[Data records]
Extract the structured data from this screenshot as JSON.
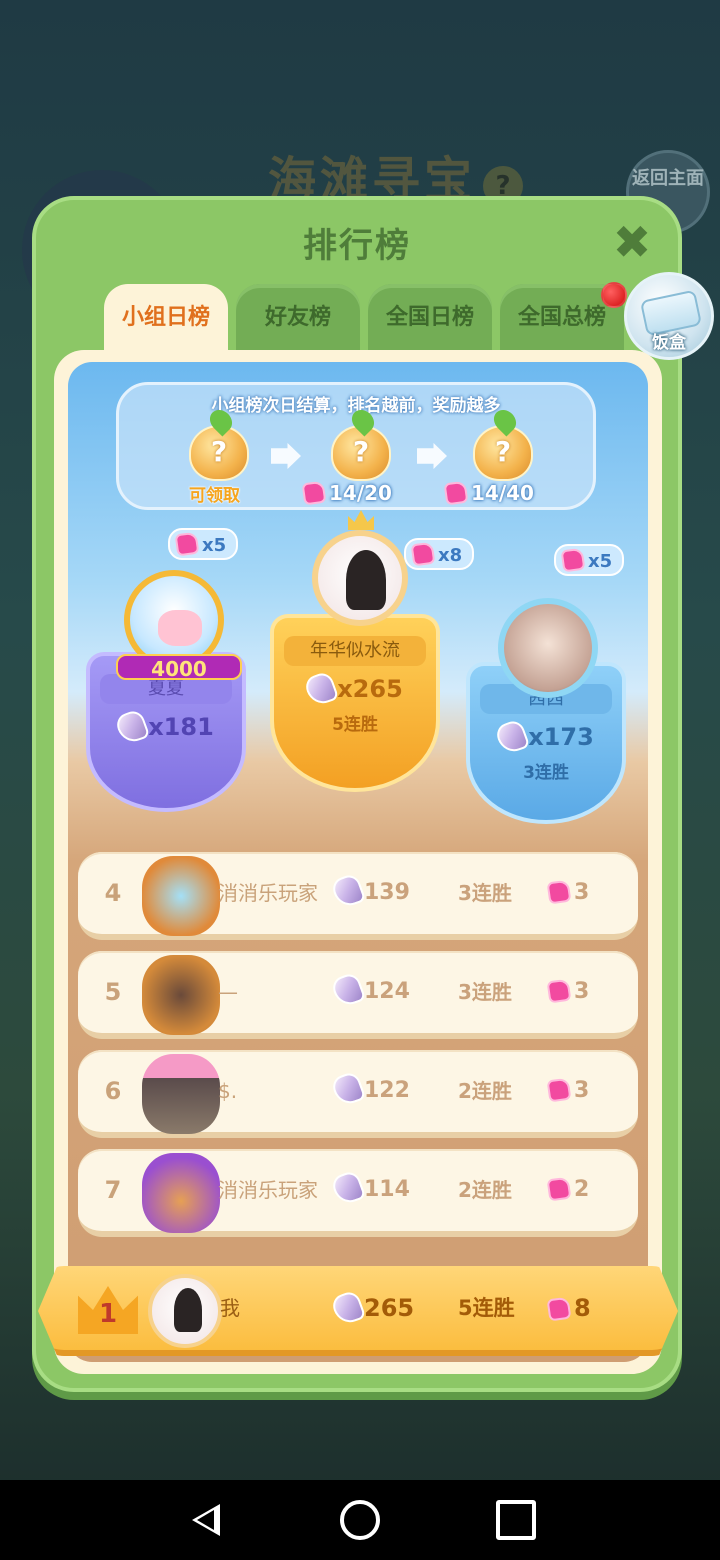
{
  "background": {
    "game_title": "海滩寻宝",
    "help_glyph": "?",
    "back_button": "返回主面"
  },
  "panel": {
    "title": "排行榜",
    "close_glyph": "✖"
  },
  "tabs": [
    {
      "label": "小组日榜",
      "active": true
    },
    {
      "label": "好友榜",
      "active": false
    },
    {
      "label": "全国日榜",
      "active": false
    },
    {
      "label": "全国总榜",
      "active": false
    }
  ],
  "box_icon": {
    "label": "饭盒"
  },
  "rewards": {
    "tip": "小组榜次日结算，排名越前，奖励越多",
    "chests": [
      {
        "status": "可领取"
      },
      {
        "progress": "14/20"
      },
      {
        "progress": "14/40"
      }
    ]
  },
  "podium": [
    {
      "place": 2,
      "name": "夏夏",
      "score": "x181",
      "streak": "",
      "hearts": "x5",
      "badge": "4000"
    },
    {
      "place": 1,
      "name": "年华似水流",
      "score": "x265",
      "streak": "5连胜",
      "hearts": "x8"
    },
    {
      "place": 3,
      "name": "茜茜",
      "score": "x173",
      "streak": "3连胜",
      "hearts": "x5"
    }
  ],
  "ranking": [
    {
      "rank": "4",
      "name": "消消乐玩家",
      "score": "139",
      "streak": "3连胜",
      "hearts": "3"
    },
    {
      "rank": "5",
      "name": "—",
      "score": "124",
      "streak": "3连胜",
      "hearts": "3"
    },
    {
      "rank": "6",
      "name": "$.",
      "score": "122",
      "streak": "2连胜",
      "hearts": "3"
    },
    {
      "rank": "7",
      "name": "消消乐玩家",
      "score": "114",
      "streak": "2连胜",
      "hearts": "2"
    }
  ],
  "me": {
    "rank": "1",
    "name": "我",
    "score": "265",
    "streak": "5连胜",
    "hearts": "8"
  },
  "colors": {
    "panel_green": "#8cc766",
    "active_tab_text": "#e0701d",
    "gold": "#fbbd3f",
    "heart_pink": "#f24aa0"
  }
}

Given instruction: Drop the images and quote the entries word for word.

Output of the exercise:
Extract the structured data from this screenshot as JSON.
{
  "background": {
    "game_title": "海滩寻宝",
    "help_glyph": "?",
    "back_button": "返回主面"
  },
  "panel": {
    "title": "排行榜",
    "close_glyph": "✖"
  },
  "tabs": [
    {
      "label": "小组日榜",
      "active": true
    },
    {
      "label": "好友榜",
      "active": false
    },
    {
      "label": "全国日榜",
      "active": false
    },
    {
      "label": "全国总榜",
      "active": false
    }
  ],
  "box_icon": {
    "label": "饭盒"
  },
  "rewards": {
    "tip": "小组榜次日结算，排名越前，奖励越多",
    "chests": [
      {
        "status": "可领取"
      },
      {
        "progress": "14/20"
      },
      {
        "progress": "14/40"
      }
    ]
  },
  "podium": [
    {
      "place": 2,
      "name": "夏夏",
      "score": "x181",
      "streak": "",
      "hearts": "x5",
      "badge": "4000"
    },
    {
      "place": 1,
      "name": "年华似水流",
      "score": "x265",
      "streak": "5连胜",
      "hearts": "x8"
    },
    {
      "place": 3,
      "name": "茜茜",
      "score": "x173",
      "streak": "3连胜",
      "hearts": "x5"
    }
  ],
  "ranking": [
    {
      "rank": "4",
      "name": "消消乐玩家",
      "score": "139",
      "streak": "3连胜",
      "hearts": "3"
    },
    {
      "rank": "5",
      "name": "—",
      "score": "124",
      "streak": "3连胜",
      "hearts": "3"
    },
    {
      "rank": "6",
      "name": "$.",
      "score": "122",
      "streak": "2连胜",
      "hearts": "3"
    },
    {
      "rank": "7",
      "name": "消消乐玩家",
      "score": "114",
      "streak": "2连胜",
      "hearts": "2"
    }
  ],
  "me": {
    "rank": "1",
    "name": "我",
    "score": "265",
    "streak": "5连胜",
    "hearts": "8"
  },
  "colors": {
    "panel_green": "#8cc766",
    "active_tab_text": "#e0701d",
    "gold": "#fbbd3f",
    "heart_pink": "#f24aa0"
  }
}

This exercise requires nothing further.